All of the entries need to be written out again, exactly as they are.

Dataset records ::
= = =
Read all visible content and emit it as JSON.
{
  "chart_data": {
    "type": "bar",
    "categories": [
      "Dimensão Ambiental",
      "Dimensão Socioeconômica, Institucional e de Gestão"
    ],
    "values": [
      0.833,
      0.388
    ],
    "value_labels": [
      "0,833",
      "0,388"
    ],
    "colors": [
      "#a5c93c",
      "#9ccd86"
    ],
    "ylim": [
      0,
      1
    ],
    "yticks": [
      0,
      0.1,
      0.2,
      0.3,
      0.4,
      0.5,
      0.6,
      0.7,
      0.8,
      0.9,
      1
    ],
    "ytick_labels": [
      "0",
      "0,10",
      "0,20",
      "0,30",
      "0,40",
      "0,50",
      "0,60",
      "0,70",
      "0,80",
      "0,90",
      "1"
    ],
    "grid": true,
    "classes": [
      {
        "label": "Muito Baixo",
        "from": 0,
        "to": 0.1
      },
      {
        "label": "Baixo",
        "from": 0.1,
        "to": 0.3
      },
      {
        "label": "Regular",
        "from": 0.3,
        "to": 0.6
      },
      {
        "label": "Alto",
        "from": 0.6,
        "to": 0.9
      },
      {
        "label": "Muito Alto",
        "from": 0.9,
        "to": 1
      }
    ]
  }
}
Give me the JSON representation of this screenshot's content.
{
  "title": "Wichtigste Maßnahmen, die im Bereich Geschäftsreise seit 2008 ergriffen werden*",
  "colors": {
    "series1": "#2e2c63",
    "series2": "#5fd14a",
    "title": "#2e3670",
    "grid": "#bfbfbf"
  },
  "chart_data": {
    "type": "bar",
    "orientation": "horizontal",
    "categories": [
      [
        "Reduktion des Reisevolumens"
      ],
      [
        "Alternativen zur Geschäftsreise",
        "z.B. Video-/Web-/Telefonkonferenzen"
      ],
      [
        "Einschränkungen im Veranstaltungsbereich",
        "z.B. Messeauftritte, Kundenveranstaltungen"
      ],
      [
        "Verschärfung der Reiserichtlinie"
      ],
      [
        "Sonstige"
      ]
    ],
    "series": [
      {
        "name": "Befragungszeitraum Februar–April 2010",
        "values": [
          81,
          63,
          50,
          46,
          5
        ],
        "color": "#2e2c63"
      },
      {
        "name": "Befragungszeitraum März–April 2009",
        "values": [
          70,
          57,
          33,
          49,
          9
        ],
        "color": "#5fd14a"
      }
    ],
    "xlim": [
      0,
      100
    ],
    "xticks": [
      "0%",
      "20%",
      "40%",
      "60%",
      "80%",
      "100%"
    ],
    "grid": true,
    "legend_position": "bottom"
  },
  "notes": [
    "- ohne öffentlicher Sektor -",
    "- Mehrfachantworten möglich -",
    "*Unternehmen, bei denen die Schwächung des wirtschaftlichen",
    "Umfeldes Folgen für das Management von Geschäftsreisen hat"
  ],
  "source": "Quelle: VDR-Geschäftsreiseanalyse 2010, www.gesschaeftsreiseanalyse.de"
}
= = =
Answer ::
Read all visible content and emit it as JSON.
{
  "chart_data": {
    "type": "bar",
    "categories": [
      "Dimensão Ambiental",
      "Dimensão Socioeconômica, Institucional e de Gestão"
    ],
    "values": [
      0.833,
      0.388
    ],
    "value_labels": [
      "0,833",
      "0,388"
    ],
    "colors": [
      "#a5c93c",
      "#9ccd86"
    ],
    "ylim": [
      0,
      1
    ],
    "yticks": [
      0,
      0.1,
      0.2,
      0.3,
      0.4,
      0.5,
      0.6,
      0.7,
      0.8,
      0.9,
      1
    ],
    "ytick_labels": [
      "0",
      "0,10",
      "0,20",
      "0,30",
      "0,40",
      "0,50",
      "0,60",
      "0,70",
      "0,80",
      "0,90",
      "1"
    ],
    "grid": true,
    "classes": [
      {
        "label": "Muito Baixo",
        "from": 0,
        "to": 0.1
      },
      {
        "label": "Baixo",
        "from": 0.1,
        "to": 0.3
      },
      {
        "label": "Regular",
        "from": 0.3,
        "to": 0.6
      },
      {
        "label": "Alto",
        "from": 0.6,
        "to": 0.9
      },
      {
        "label": "Muito Alto",
        "from": 0.9,
        "to": 1
      }
    ]
  }
}
Give me the JSON representation of this screenshot's content.
{
  "title": "Wichtigste Maßnahmen, die im Bereich Geschäftsreise seit 2008 ergriffen werden*",
  "colors": {
    "series1": "#2e2c63",
    "series2": "#5fd14a",
    "title": "#2e3670",
    "grid": "#bfbfbf"
  },
  "chart_data": {
    "type": "bar",
    "orientation": "horizontal",
    "categories": [
      [
        "Reduktion des Reisevolumens"
      ],
      [
        "Alternativen zur Geschäftsreise",
        "z.B. Video-/Web-/Telefonkonferenzen"
      ],
      [
        "Einschränkungen im Veranstaltungsbereich",
        "z.B. Messeauftritte, Kundenveranstaltungen"
      ],
      [
        "Verschärfung der Reiserichtlinie"
      ],
      [
        "Sonstige"
      ]
    ],
    "series": [
      {
        "name": "Befragungszeitraum Februar–April 2010",
        "values": [
          81,
          63,
          50,
          46,
          5
        ],
        "color": "#2e2c63"
      },
      {
        "name": "Befragungszeitraum März–April 2009",
        "values": [
          70,
          57,
          33,
          49,
          9
        ],
        "color": "#5fd14a"
      }
    ],
    "xlim": [
      0,
      100
    ],
    "xticks": [
      "0%",
      "20%",
      "40%",
      "60%",
      "80%",
      "100%"
    ],
    "grid": true,
    "legend_position": "bottom"
  },
  "notes": [
    "- ohne öffentlicher Sektor -",
    "- Mehrfachantworten möglich -",
    "*Unternehmen, bei denen die Schwächung des wirtschaftlichen",
    "Umfeldes Folgen für das Management von Geschäftsreisen hat"
  ],
  "source": "Quelle: VDR-Geschäftsreiseanalyse 2010, www.gesschaeftsreiseanalyse.de"
}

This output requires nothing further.